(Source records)
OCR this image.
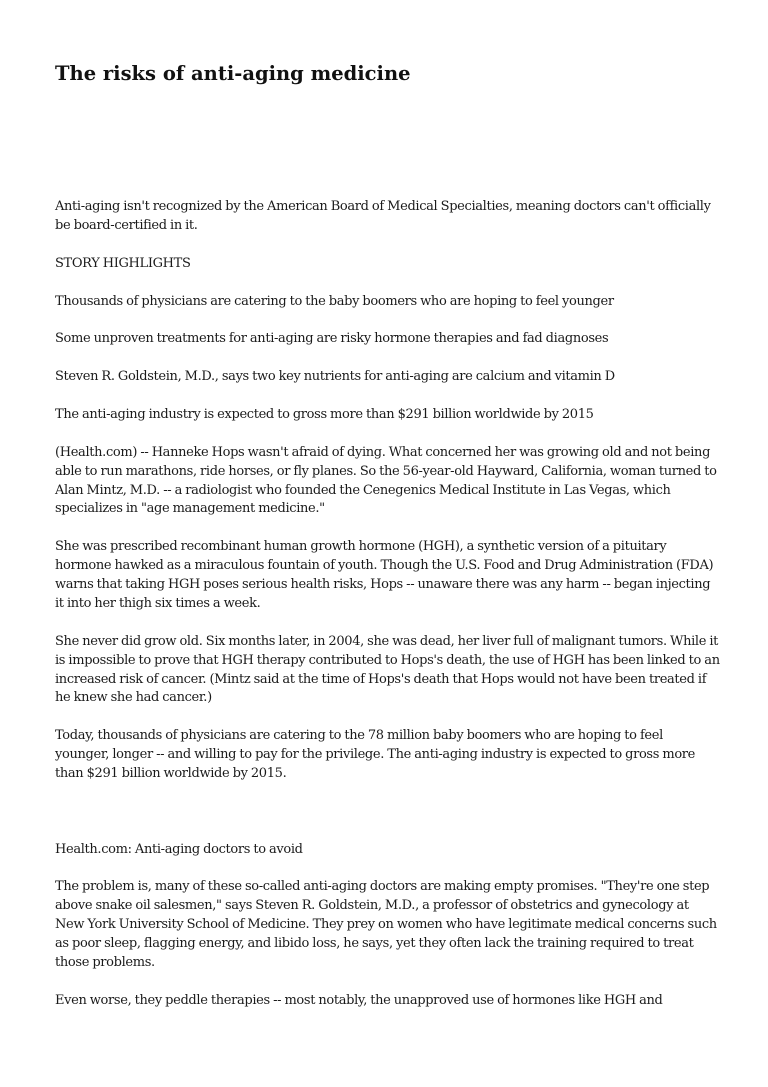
The risks of anti-aging medicine

Anti-aging isn't recognized by the American Board of Medical Specialties, meaning doctors can't officially be board-certified in it.

STORY HIGHLIGHTS

Thousands of physicians are catering to the baby boomers who are hoping to feel younger

Some unproven treatments for anti-aging are risky hormone therapies and fad diagnoses

Steven R. Goldstein, M.D., says two key nutrients for anti-aging are calcium and vitamin D

The anti-aging industry is expected to gross more than $291 billion worldwide by 2015

(Health.com) -- Hanneke Hops wasn't afraid of dying. What concerned her was growing old and not being able to run marathons, ride horses, or fly planes. So the 56-year-old Hayward, California, woman turned to Alan Mintz, M.D. -- a radiologist who founded the Cenegenics Medical Institute in Las Vegas, which specializes in "age management medicine."

She was prescribed recombinant human growth hormone (HGH), a synthetic version of a pituitary hormone hawked as a miraculous fountain of youth. Though the U.S. Food and Drug Administration (FDA) warns that taking HGH poses serious health risks, Hops -- unaware there was any harm -- began injecting it into her thigh six times a week.

She never did grow old. Six months later, in 2004, she was dead, her liver full of malignant tumors. While it is impossible to prove that HGH therapy contributed to Hops's death, the use of HGH has been linked to an increased risk of cancer. (Mintz said at the time of Hops's death that Hops would not have been treated if he knew she had cancer.)

Today, thousands of physicians are catering to the 78 million baby boomers who are hoping to feel younger, longer -- and willing to pay for the privilege. The anti-aging industry is expected to gross more than $291 billion worldwide by 2015.

Health.com: Anti-aging doctors to avoid

The problem is, many of these so-called anti-aging doctors are making empty promises. "They're one step above snake oil salesmen," says Steven R. Goldstein, M.D., a professor of obstetrics and gynecology at New York University School of Medicine. They prey on women who have legitimate medical concerns such as poor sleep, flagging energy, and libido loss, he says, yet they often lack the training required to treat those problems.

Even worse, they peddle therapies -- most notably, the unapproved use of hormones like HGH and
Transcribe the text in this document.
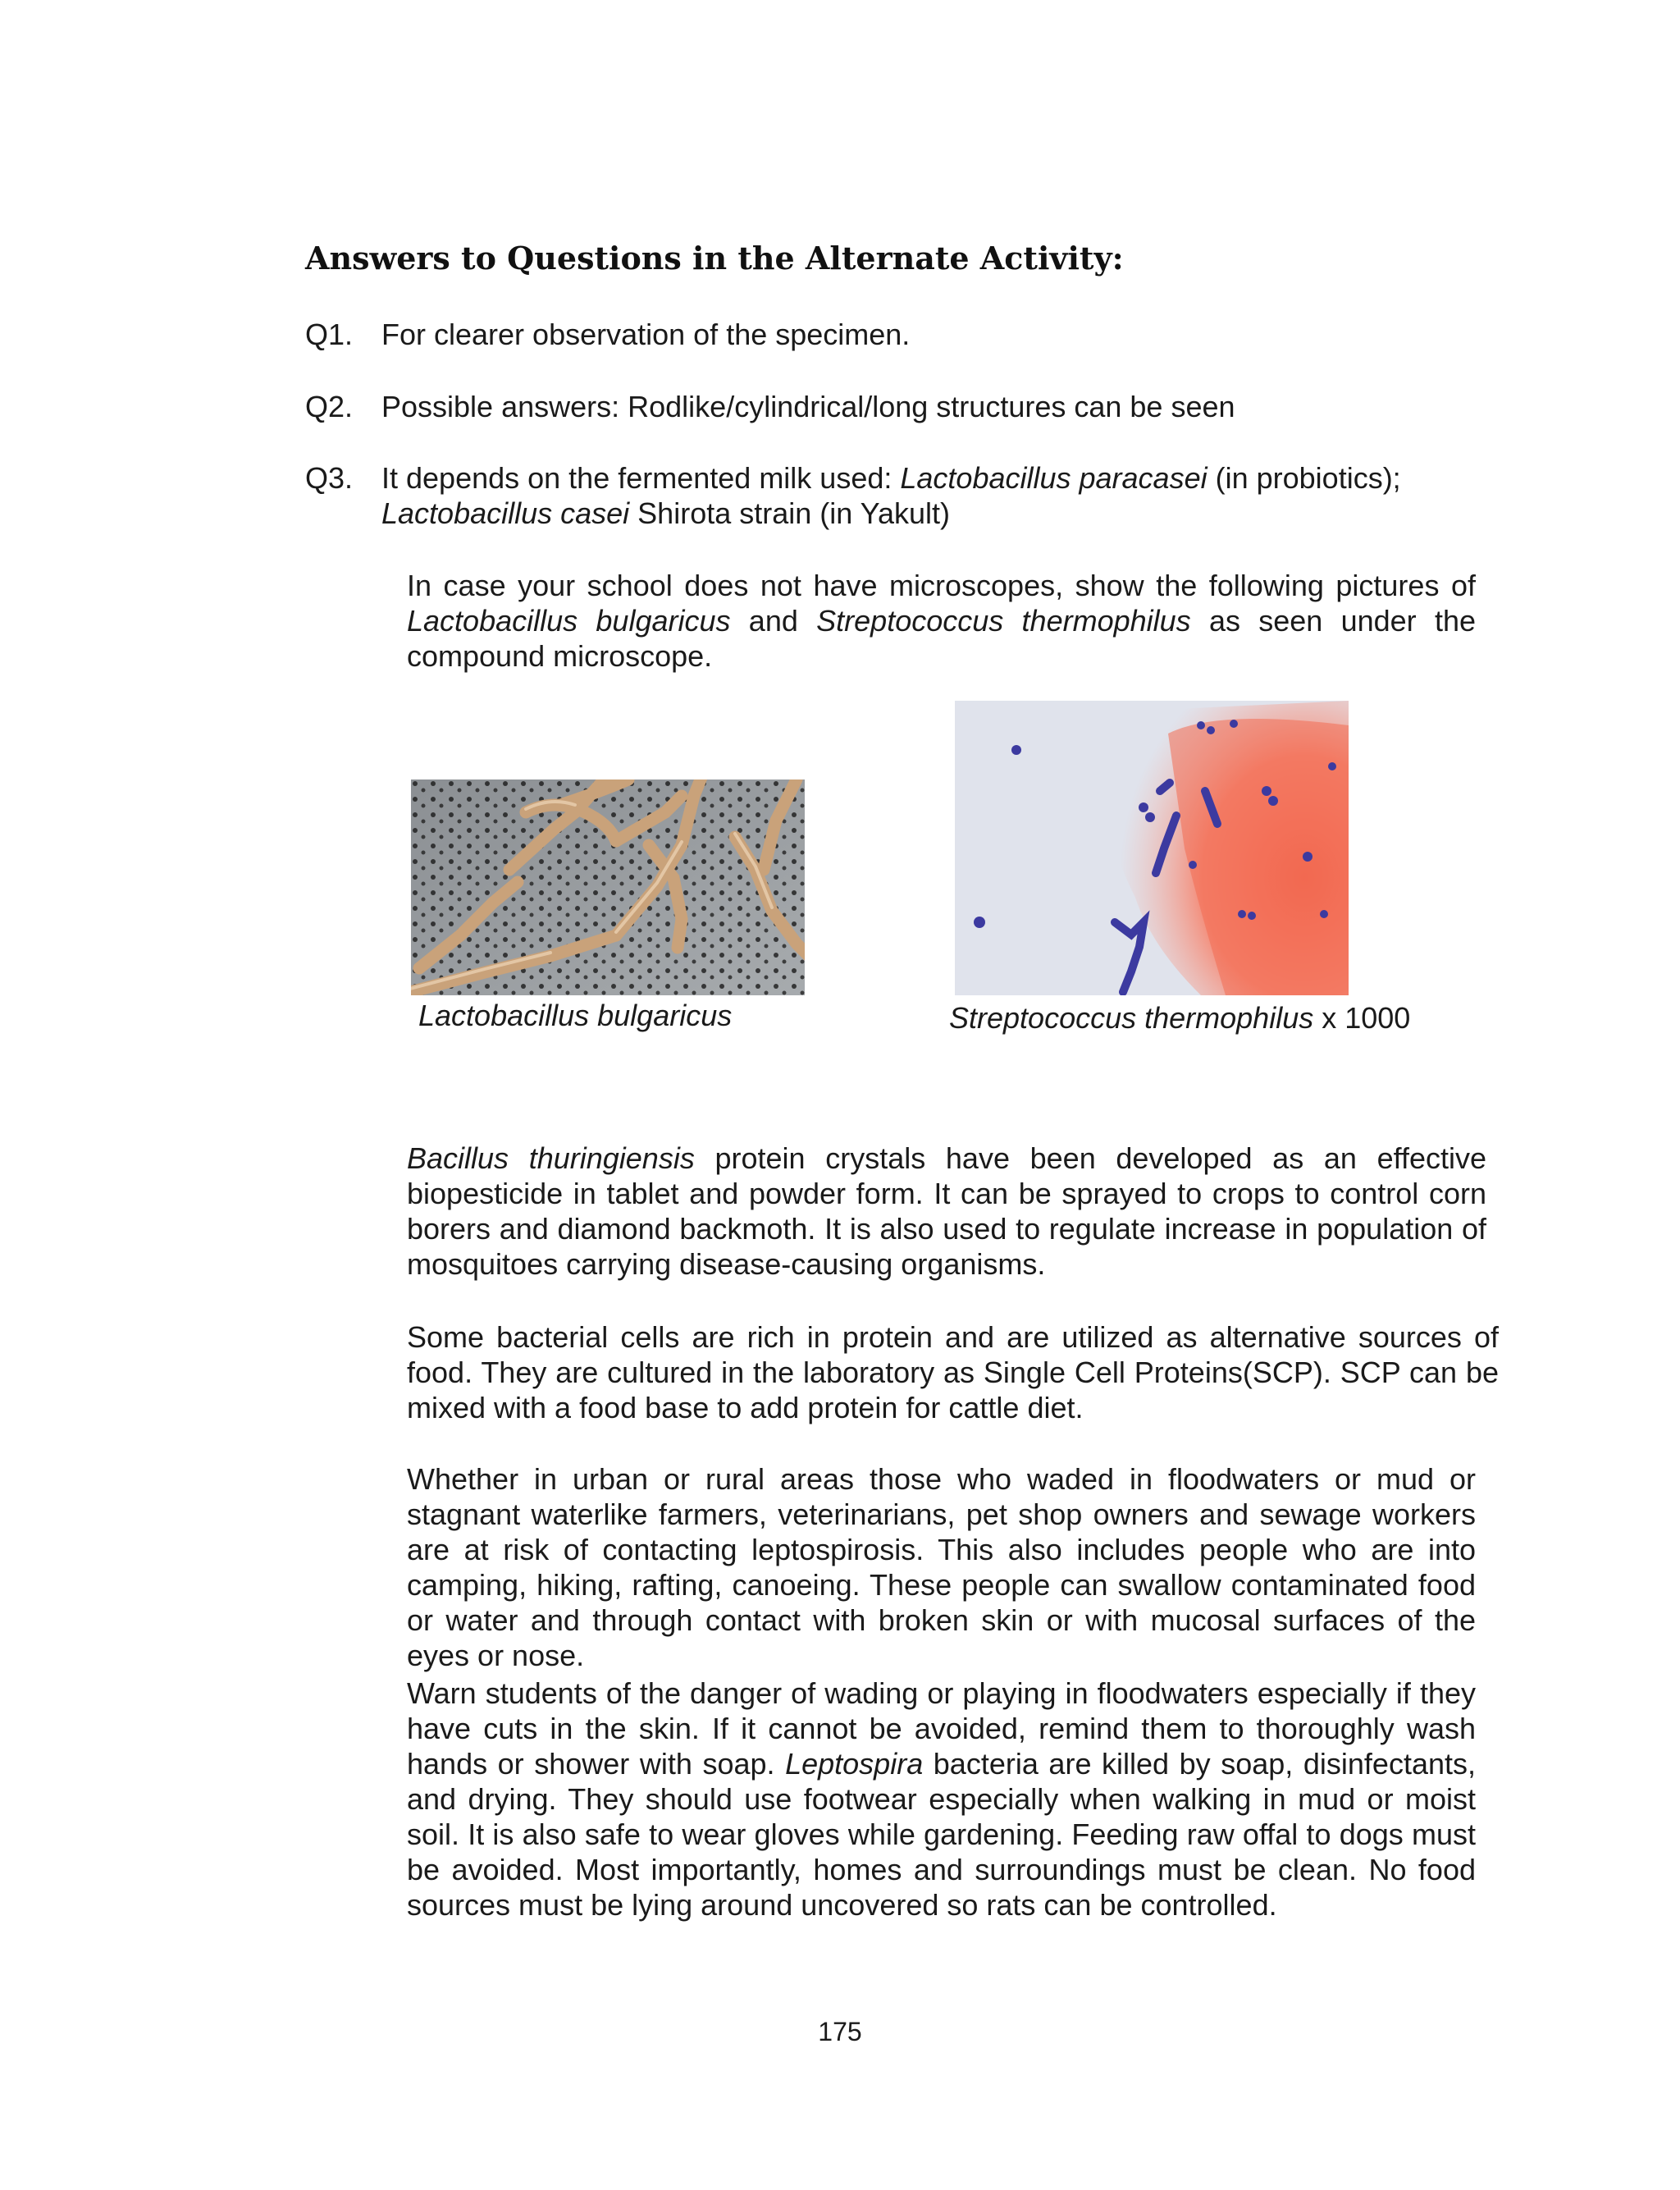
Answers to Questions in the Alternate Activity:
Q1. For clearer observation of the specimen.
Q2. Possible answers: Rodlike/cylindrical/long structures can be seen
Q3. It depends on the fermented milk used: Lactobacillus paracasei (in probiotics);
Lactobacillus casei Shirota strain (in Yakult)
In case your school does not have microscopes, show the following pictures of Lactobacillus bulgaricus and Streptococcus thermophilus as seen under the compound microscope.
Lactobacillus bulgaricus	Streptococcus thermophilus x 1000
Bacillus thuringiensis protein crystals have been developed as an effective biopesticide in tablet and powder form. It can be sprayed to crops to control corn borers and diamond backmoth. It is also used to regulate increase in population of mosquitoes carrying disease-causing organisms.
Some bacterial cells are rich in protein and are utilized as alternative sources of food. They are cultured in the laboratory as Single Cell Proteins(SCP). SCP can be mixed with a food base to add protein for cattle diet.
Whether in urban or rural areas those who waded in floodwaters or mud or stagnant waterlike farmers, veterinarians, pet shop owners and sewage workers are at risk of contacting leptospirosis. This also includes people who are into camping, hiking, rafting, canoeing. These people can swallow contaminated food or water and through contact with broken skin or with mucosal surfaces of the eyes or nose.
Warn students of the danger of wading or playing in floodwaters especially if they have cuts in the skin. If it cannot be avoided, remind them to thoroughly wash hands or shower with soap. Leptospira bacteria are killed by soap, disinfectants, and drying. They should use footwear especially when walking in mud or moist soil. It is also safe to wear gloves while gardening. Feeding raw offal to dogs must be avoided. Most importantly, homes and surroundings must be clean. No food sources must be lying around uncovered so rats can be controlled.
175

* [What to do]: Your answer should be a single number: the count of lines in the entries that contain "Streptococcus".

* [Task response]: 2